» Texto
Discurso do deputado municipal do Bloco de Esquerda, Pedro Jorge, na sessão da Assembleia Municipal da Figueira da Foz na comemoração dos 50 anos do 25 de Abril.

Entre o passado dia 9 de Janeiro e anteontem, 23 de Abril, a Conferência de Líderes desta Assembleia, sob proposta do PSD prontamente acolhida pelos outros grupos políticos, teve oportunidade de promover três encontros em escolas do concelho, com alunos de diferentes idades, para falar e dar a conhecer um pouco desta Assembleia, do poder local e dos 50 anos do 25 de Abril. Enquanto aproveito para saudar e agradecer a todos os intervenientes – a mesa da Assembleia, os restantes líderes de bancada, os deputados Célia Morais e José Ligeiro, a D. Helena Pereira e todas as senhoras professoras e professores e demais pessoal organizador – pela oportunidade que me deram de participar nestes encontros, lembro que conversámos com centenas de alunos da Escola Secundária c/3ºCEB de Cristina Torres, do Jardim-Escola João de Deus das Alhadas e da Escola EB1 do Serrado, em Buarcos. Entre alunos que votaram pela primeira vez no passado dia 10 de Março ou que ainda o vão fazer no próximo dia 9 de Junho, e muitos outros, filhos e filhas de pessoas que não eram sequer nascidas há 50 anos, onde estavam crianças que nem sequer nos perceberam muito bem por terem chegado recentemente a Portugal, e ainda crianças com medidas de inclusão por terem necessidades diferentes das da maioria, tivemos a oportunidade de conhecer e dar a conhecer um pouco do Portugal que emergiu desta data histórica, em contraste com o que existia até 24 de Abril de 1974. Foi um exercício de cidadania magnífico, com o traço comum da curiosidade presente em idades tão diferentes, onde se pôde aprender sobre factos tão diversos como a inexistência de iogurtes e Coca Cola antes do 25 de Abril, até ao método de Hondt e aos círculos eleitorais do país. Está de parabéns esta Assembleia.

» Enunciado
Reescreva o trecho do discurso de "Discurso do deputado" a "comemoração dos 50 anos do 25 de Abril.", trocando "sessão" por "reunião".

» Entradas extraídas
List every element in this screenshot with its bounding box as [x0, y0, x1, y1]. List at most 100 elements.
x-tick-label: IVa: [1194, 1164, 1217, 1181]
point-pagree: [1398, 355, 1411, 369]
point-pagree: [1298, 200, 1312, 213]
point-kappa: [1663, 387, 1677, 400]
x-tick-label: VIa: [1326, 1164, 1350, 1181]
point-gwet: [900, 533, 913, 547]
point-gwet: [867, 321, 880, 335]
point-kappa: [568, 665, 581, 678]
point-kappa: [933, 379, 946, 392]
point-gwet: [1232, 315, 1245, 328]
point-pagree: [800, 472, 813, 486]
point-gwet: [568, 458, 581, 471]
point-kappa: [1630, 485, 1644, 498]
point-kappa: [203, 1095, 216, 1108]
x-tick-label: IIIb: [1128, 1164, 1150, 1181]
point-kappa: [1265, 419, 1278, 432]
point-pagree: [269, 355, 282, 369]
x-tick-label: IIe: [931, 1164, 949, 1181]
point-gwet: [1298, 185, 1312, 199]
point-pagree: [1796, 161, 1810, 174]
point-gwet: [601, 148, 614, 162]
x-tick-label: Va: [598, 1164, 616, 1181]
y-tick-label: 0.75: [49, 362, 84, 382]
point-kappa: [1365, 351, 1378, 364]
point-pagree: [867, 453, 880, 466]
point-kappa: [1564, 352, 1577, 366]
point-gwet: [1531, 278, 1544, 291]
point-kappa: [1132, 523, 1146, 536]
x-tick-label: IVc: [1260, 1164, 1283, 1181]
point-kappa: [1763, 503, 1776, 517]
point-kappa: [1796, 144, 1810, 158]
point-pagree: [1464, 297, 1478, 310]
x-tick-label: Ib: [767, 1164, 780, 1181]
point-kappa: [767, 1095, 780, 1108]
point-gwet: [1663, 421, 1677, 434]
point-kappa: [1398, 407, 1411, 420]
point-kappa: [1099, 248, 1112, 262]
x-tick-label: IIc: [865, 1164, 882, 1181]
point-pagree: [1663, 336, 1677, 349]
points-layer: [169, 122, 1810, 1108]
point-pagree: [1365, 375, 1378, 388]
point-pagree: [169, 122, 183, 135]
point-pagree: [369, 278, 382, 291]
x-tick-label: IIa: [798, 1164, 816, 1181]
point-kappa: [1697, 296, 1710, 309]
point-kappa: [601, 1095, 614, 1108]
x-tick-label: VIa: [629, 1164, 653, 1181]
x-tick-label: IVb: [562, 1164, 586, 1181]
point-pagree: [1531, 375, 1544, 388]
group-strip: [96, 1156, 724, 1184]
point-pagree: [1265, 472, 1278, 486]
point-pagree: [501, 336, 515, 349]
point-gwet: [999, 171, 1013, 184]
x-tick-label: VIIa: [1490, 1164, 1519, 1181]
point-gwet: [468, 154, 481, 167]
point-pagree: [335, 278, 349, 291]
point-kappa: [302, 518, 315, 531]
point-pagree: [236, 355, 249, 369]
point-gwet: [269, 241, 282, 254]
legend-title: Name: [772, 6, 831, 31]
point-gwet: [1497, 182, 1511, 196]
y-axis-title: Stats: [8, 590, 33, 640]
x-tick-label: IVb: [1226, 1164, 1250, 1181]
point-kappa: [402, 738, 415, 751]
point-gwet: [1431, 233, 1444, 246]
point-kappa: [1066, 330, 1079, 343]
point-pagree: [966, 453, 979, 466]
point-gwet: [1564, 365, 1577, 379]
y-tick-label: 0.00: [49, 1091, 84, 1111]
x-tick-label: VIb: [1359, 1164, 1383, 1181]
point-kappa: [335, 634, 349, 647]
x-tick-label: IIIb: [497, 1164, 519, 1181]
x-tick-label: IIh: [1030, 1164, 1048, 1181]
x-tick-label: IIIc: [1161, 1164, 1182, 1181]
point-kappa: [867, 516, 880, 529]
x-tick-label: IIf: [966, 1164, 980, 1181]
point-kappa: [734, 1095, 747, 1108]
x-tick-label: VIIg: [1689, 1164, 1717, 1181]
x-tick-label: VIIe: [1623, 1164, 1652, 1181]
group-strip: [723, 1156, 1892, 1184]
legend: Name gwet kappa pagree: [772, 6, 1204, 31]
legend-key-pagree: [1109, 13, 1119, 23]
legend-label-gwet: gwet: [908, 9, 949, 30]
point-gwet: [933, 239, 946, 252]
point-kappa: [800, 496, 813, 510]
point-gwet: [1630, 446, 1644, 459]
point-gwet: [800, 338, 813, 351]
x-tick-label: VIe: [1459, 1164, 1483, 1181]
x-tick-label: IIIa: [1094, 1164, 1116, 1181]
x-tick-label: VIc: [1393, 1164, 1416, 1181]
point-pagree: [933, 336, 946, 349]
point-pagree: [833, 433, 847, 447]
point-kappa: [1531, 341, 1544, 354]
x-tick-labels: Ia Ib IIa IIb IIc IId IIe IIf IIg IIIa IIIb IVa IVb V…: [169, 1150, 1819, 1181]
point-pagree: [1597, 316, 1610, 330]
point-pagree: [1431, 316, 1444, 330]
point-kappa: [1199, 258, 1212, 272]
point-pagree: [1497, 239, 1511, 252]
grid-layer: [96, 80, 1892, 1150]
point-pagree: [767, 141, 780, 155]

» Resolução
Discurso do deputado municipal do Bloco de Esquerda, Pedro Jorge, na reunião da Assembleia Municipal da Figueira da Foz na comemoração dos 50 anos do 25 de Abril.